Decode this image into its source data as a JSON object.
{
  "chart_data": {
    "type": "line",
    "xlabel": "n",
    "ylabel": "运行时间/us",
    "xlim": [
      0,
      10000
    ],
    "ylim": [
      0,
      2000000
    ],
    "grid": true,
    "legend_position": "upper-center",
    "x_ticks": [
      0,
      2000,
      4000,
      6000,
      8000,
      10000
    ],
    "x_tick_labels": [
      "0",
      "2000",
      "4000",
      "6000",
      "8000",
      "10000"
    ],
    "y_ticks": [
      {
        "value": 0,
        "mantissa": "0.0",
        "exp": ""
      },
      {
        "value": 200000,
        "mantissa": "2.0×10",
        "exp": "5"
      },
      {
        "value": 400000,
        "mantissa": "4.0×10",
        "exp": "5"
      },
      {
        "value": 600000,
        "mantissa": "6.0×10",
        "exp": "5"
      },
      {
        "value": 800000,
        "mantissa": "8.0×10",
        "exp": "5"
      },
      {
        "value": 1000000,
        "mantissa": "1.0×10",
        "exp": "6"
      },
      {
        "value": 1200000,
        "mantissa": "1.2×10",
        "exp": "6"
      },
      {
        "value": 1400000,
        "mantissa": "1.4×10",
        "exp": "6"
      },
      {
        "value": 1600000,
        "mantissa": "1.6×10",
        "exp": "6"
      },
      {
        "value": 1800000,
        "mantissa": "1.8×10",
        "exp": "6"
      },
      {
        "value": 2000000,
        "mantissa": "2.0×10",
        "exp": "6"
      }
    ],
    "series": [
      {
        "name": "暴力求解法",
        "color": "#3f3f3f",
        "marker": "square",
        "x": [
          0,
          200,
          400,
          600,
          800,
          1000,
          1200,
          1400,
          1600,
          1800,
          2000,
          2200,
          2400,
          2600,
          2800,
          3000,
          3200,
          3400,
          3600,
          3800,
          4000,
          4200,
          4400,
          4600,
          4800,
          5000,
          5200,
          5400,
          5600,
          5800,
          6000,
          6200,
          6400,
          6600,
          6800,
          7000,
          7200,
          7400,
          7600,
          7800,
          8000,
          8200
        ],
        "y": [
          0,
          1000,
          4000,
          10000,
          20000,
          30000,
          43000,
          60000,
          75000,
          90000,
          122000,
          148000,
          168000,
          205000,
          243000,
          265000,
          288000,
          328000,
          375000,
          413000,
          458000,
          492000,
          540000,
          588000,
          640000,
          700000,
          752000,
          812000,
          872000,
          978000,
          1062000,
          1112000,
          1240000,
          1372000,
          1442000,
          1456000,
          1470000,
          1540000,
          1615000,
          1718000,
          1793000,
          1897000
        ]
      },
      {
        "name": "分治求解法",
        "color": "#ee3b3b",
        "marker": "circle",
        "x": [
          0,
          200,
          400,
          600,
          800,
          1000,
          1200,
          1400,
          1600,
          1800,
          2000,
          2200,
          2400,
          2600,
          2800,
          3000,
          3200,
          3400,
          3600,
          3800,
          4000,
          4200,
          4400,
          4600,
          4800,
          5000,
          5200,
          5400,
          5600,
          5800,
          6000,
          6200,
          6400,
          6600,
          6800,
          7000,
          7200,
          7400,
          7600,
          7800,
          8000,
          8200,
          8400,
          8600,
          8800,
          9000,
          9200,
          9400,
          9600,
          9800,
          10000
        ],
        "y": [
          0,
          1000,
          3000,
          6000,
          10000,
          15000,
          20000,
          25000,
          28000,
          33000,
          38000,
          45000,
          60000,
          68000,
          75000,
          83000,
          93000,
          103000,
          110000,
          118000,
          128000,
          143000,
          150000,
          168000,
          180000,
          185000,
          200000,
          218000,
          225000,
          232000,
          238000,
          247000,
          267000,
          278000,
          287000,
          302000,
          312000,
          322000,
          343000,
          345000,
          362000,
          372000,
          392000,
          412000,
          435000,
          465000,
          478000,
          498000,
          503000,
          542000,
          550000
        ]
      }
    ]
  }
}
=-=-=-=-=
Task details: Print the complete listing again, exactly as it stands.

Answer:
Decode this image into its source data as a JSON object.
{
  "chart_data": {
    "type": "line",
    "xlabel": "n",
    "ylabel": "运行时间/us",
    "xlim": [
      0,
      10000
    ],
    "ylim": [
      0,
      2000000
    ],
    "grid": true,
    "legend_position": "upper-center",
    "x_ticks": [
      0,
      2000,
      4000,
      6000,
      8000,
      10000
    ],
    "x_tick_labels": [
      "0",
      "2000",
      "4000",
      "6000",
      "8000",
      "10000"
    ],
    "y_ticks": [
      {
        "value": 0,
        "mantissa": "0.0",
        "exp": ""
      },
      {
        "value": 200000,
        "mantissa": "2.0×10",
        "exp": "5"
      },
      {
        "value": 400000,
        "mantissa": "4.0×10",
        "exp": "5"
      },
      {
        "value": 600000,
        "mantissa": "6.0×10",
        "exp": "5"
      },
      {
        "value": 800000,
        "mantissa": "8.0×10",
        "exp": "5"
      },
      {
        "value": 1000000,
        "mantissa": "1.0×10",
        "exp": "6"
      },
      {
        "value": 1200000,
        "mantissa": "1.2×10",
        "exp": "6"
      },
      {
        "value": 1400000,
        "mantissa": "1.4×10",
        "exp": "6"
      },
      {
        "value": 1600000,
        "mantissa": "1.6×10",
        "exp": "6"
      },
      {
        "value": 1800000,
        "mantissa": "1.8×10",
        "exp": "6"
      },
      {
        "value": 2000000,
        "mantissa": "2.0×10",
        "exp": "6"
      }
    ],
    "series": [
      {
        "name": "暴力求解法",
        "color": "#3f3f3f",
        "marker": "square",
        "x": [
          0,
          200,
          400,
          600,
          800,
          1000,
          1200,
          1400,
          1600,
          1800,
          2000,
          2200,
          2400,
          2600,
          2800,
          3000,
          3200,
          3400,
          3600,
          3800,
          4000,
          4200,
          4400,
          4600,
          4800,
          5000,
          5200,
          5400,
          5600,
          5800,
          6000,
          6200,
          6400,
          6600,
          6800,
          7000,
          7200,
          7400,
          7600,
          7800,
          8000,
          8200
        ],
        "y": [
          0,
          1000,
          4000,
          10000,
          20000,
          30000,
          43000,
          60000,
          75000,
          90000,
          122000,
          148000,
          168000,
          205000,
          243000,
          265000,
          288000,
          328000,
          375000,
          413000,
          458000,
          492000,
          540000,
          588000,
          640000,
          700000,
          752000,
          812000,
          872000,
          978000,
          1062000,
          1112000,
          1240000,
          1372000,
          1442000,
          1456000,
          1470000,
          1540000,
          1615000,
          1718000,
          1793000,
          1897000
        ]
      },
      {
        "name": "分治求解法",
        "color": "#ee3b3b",
        "marker": "circle",
        "x": [
          0,
          200,
          400,
          600,
          800,
          1000,
          1200,
          1400,
          1600,
          1800,
          2000,
          2200,
          2400,
          2600,
          2800,
          3000,
          3200,
          3400,
          3600,
          3800,
          4000,
          4200,
          4400,
          4600,
          4800,
          5000,
          5200,
          5400,
          5600,
          5800,
          6000,
          6200,
          6400,
          6600,
          6800,
          7000,
          7200,
          7400,
          7600,
          7800,
          8000,
          8200,
          8400,
          8600,
          8800,
          9000,
          9200,
          9400,
          9600,
          9800,
          10000
        ],
        "y": [
          0,
          1000,
          3000,
          6000,
          10000,
          15000,
          20000,
          25000,
          28000,
          33000,
          38000,
          45000,
          60000,
          68000,
          75000,
          83000,
          93000,
          103000,
          110000,
          118000,
          128000,
          143000,
          150000,
          168000,
          180000,
          185000,
          200000,
          218000,
          225000,
          232000,
          238000,
          247000,
          267000,
          278000,
          287000,
          302000,
          312000,
          322000,
          343000,
          345000,
          362000,
          372000,
          392000,
          412000,
          435000,
          465000,
          478000,
          498000,
          503000,
          542000,
          550000
        ]
      }
    ]
  }
}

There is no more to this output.